**STATED TASK**.
An exact copy of the records is required, minus the pictures they hold.

**SUPPLIED RECORDS**.
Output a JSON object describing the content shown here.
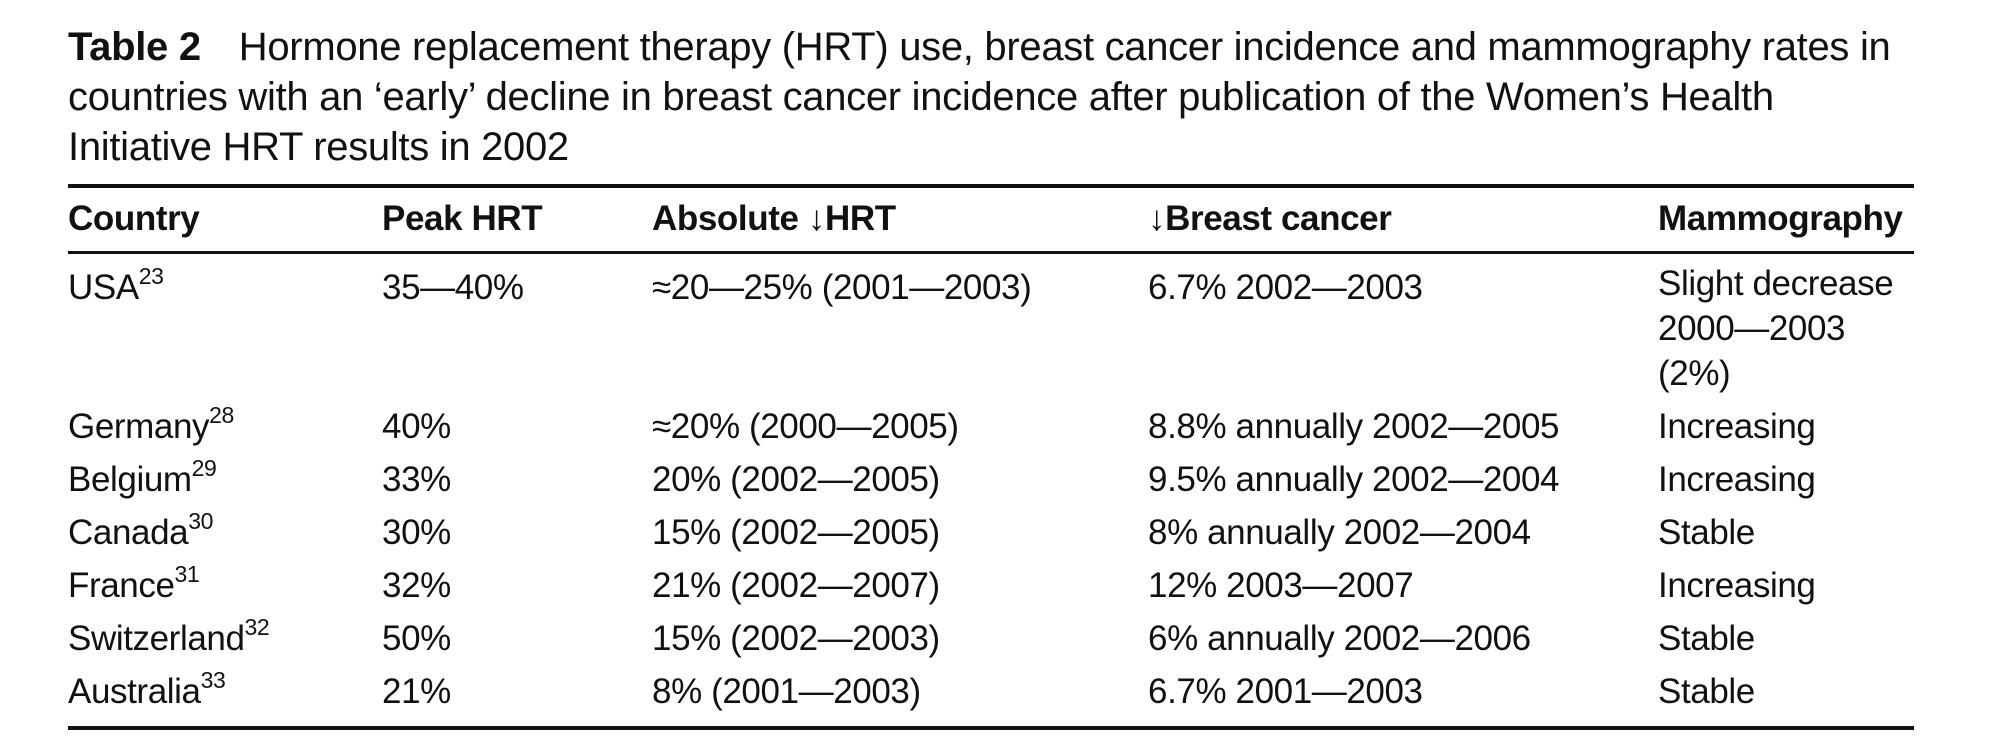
{
  "caption": {
    "label": "Table 2",
    "text": "Hormone replacement therapy (HRT) use, breast cancer incidence and mammography rates in countries with an ‘early’ decline in breast cancer incidence after publication of the Women’s Health Initiative HRT results in 2002"
  },
  "table": {
    "headers": {
      "country": "Country",
      "peak_hrt": "Peak HRT",
      "absolute_hrt": "Absolute ↓HRT",
      "breast_cancer": "↓Breast cancer",
      "mammography": "Mammography"
    },
    "rows": [
      {
        "country": "USA",
        "ref": "23",
        "peak_hrt": "35—40%",
        "absolute_hrt": "≈20—25% (2001—2003)",
        "breast_cancer": "6.7% 2002—2003",
        "mammography": "Slight decrease 2000—2003 (2%)"
      },
      {
        "country": "Germany",
        "ref": "28",
        "peak_hrt": "40%",
        "absolute_hrt": "≈20% (2000—2005)",
        "breast_cancer": "8.8% annually 2002—2005",
        "mammography": "Increasing"
      },
      {
        "country": "Belgium",
        "ref": "29",
        "peak_hrt": "33%",
        "absolute_hrt": "20% (2002—2005)",
        "breast_cancer": "9.5% annually 2002—2004",
        "mammography": "Increasing"
      },
      {
        "country": "Canada",
        "ref": "30",
        "peak_hrt": "30%",
        "absolute_hrt": "15% (2002—2005)",
        "breast_cancer": "8% annually 2002—2004",
        "mammography": "Stable"
      },
      {
        "country": "France",
        "ref": "31",
        "peak_hrt": "32%",
        "absolute_hrt": "21% (2002—2007)",
        "breast_cancer": "12% 2003—2007",
        "mammography": "Increasing"
      },
      {
        "country": "Switzerland",
        "ref": "32",
        "peak_hrt": "50%",
        "absolute_hrt": "15% (2002—2003)",
        "breast_cancer": "6% annually 2002—2006",
        "mammography": "Stable"
      },
      {
        "country": "Australia",
        "ref": "33",
        "peak_hrt": "21%",
        "absolute_hrt": "8% (2001—2003)",
        "breast_cancer": "6.7% 2001—2003",
        "mammography": "Stable"
      }
    ]
  }
}
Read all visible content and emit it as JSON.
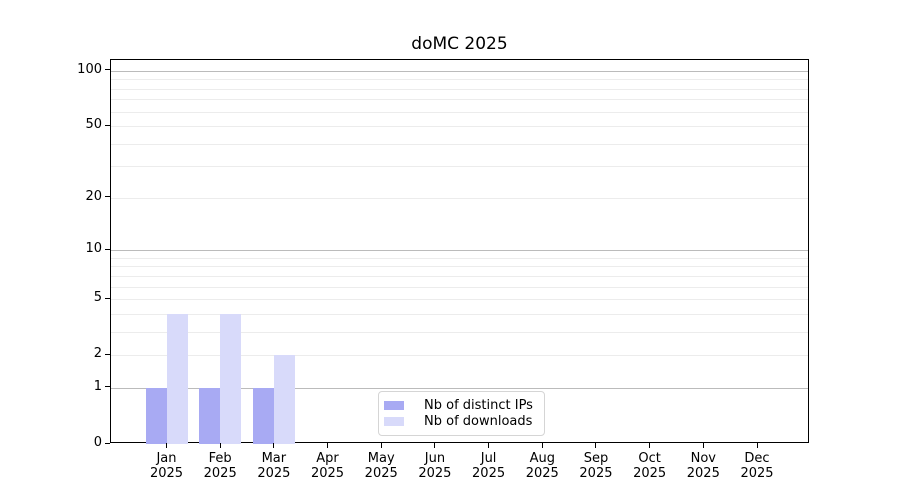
{
  "title": "doMC 2025",
  "chart_data": {
    "type": "bar",
    "title": "doMC 2025",
    "year": "2025",
    "categories": [
      "Jan",
      "Feb",
      "Mar",
      "Apr",
      "May",
      "Jun",
      "Jul",
      "Aug",
      "Sep",
      "Oct",
      "Nov",
      "Dec"
    ],
    "series": [
      {
        "name": "Nb of distinct IPs",
        "color": "#a8aaf3",
        "values": [
          1,
          1,
          1,
          0,
          0,
          0,
          0,
          0,
          0,
          0,
          0,
          0
        ]
      },
      {
        "name": "Nb of downloads",
        "color": "#d8dafa",
        "values": [
          4,
          4,
          2,
          0,
          0,
          0,
          0,
          0,
          0,
          0,
          0,
          0
        ]
      }
    ],
    "y_ticks": [
      0,
      1,
      2,
      5,
      10,
      20,
      50,
      100
    ],
    "y_major_gridlines": [
      1,
      10,
      100
    ],
    "y_minor_gridlines": [
      2,
      3,
      4,
      5,
      6,
      7,
      8,
      9,
      20,
      30,
      40,
      50,
      60,
      70,
      80,
      90
    ],
    "y_scale": "log1p",
    "ylim": [
      0,
      115
    ],
    "grid": "horizontal",
    "legend_position": "inside-bottom-center",
    "colors": {
      "axis": "#000000",
      "major_grid": "#bbbbbb",
      "minor_grid": "#ececec",
      "legend_border": "#d5d5d5"
    }
  }
}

**TASK OUTPUT**.
Output a JSON object describing the content shown here.
{
  "caption": {
    "label": "Table 2",
    "text": "Hormone replacement therapy (HRT) use, breast cancer incidence and mammography rates in countries with an ‘early’ decline in breast cancer incidence after publication of the Women’s Health Initiative HRT results in 2002"
  },
  "table": {
    "headers": {
      "country": "Country",
      "peak_hrt": "Peak HRT",
      "absolute_hrt": "Absolute ↓HRT",
      "breast_cancer": "↓Breast cancer",
      "mammography": "Mammography"
    },
    "rows": [
      {
        "country": "USA",
        "ref": "23",
        "peak_hrt": "35—40%",
        "absolute_hrt": "≈20—25% (2001—2003)",
        "breast_cancer": "6.7% 2002—2003",
        "mammography": "Slight decrease 2000—2003 (2%)"
      },
      {
        "country": "Germany",
        "ref": "28",
        "peak_hrt": "40%",
        "absolute_hrt": "≈20% (2000—2005)",
        "breast_cancer": "8.8% annually 2002—2005",
        "mammography": "Increasing"
      },
      {
        "country": "Belgium",
        "ref": "29",
        "peak_hrt": "33%",
        "absolute_hrt": "20% (2002—2005)",
        "breast_cancer": "9.5% annually 2002—2004",
        "mammography": "Increasing"
      },
      {
        "country": "Canada",
        "ref": "30",
        "peak_hrt": "30%",
        "absolute_hrt": "15% (2002—2005)",
        "breast_cancer": "8% annually 2002—2004",
        "mammography": "Stable"
      },
      {
        "country": "France",
        "ref": "31",
        "peak_hrt": "32%",
        "absolute_hrt": "21% (2002—2007)",
        "breast_cancer": "12% 2003—2007",
        "mammography": "Increasing"
      },
      {
        "country": "Switzerland",
        "ref": "32",
        "peak_hrt": "50%",
        "absolute_hrt": "15% (2002—2003)",
        "breast_cancer": "6% annually 2002—2006",
        "mammography": "Stable"
      },
      {
        "country": "Australia",
        "ref": "33",
        "peak_hrt": "21%",
        "absolute_hrt": "8% (2001—2003)",
        "breast_cancer": "6.7% 2001—2003",
        "mammography": "Stable"
      }
    ]
  }
}
Read all visible content and emit it as JSON.
{
  "title": "doMC 2025",
  "chart_data": {
    "type": "bar",
    "title": "doMC 2025",
    "year": "2025",
    "categories": [
      "Jan",
      "Feb",
      "Mar",
      "Apr",
      "May",
      "Jun",
      "Jul",
      "Aug",
      "Sep",
      "Oct",
      "Nov",
      "Dec"
    ],
    "series": [
      {
        "name": "Nb of distinct IPs",
        "color": "#a8aaf3",
        "values": [
          1,
          1,
          1,
          0,
          0,
          0,
          0,
          0,
          0,
          0,
          0,
          0
        ]
      },
      {
        "name": "Nb of downloads",
        "color": "#d8dafa",
        "values": [
          4,
          4,
          2,
          0,
          0,
          0,
          0,
          0,
          0,
          0,
          0,
          0
        ]
      }
    ],
    "y_ticks": [
      0,
      1,
      2,
      5,
      10,
      20,
      50,
      100
    ],
    "y_major_gridlines": [
      1,
      10,
      100
    ],
    "y_minor_gridlines": [
      2,
      3,
      4,
      5,
      6,
      7,
      8,
      9,
      20,
      30,
      40,
      50,
      60,
      70,
      80,
      90
    ],
    "y_scale": "log1p",
    "ylim": [
      0,
      115
    ],
    "grid": "horizontal",
    "legend_position": "inside-bottom-center",
    "colors": {
      "axis": "#000000",
      "major_grid": "#bbbbbb",
      "minor_grid": "#ececec",
      "legend_border": "#d5d5d5"
    }
  }
}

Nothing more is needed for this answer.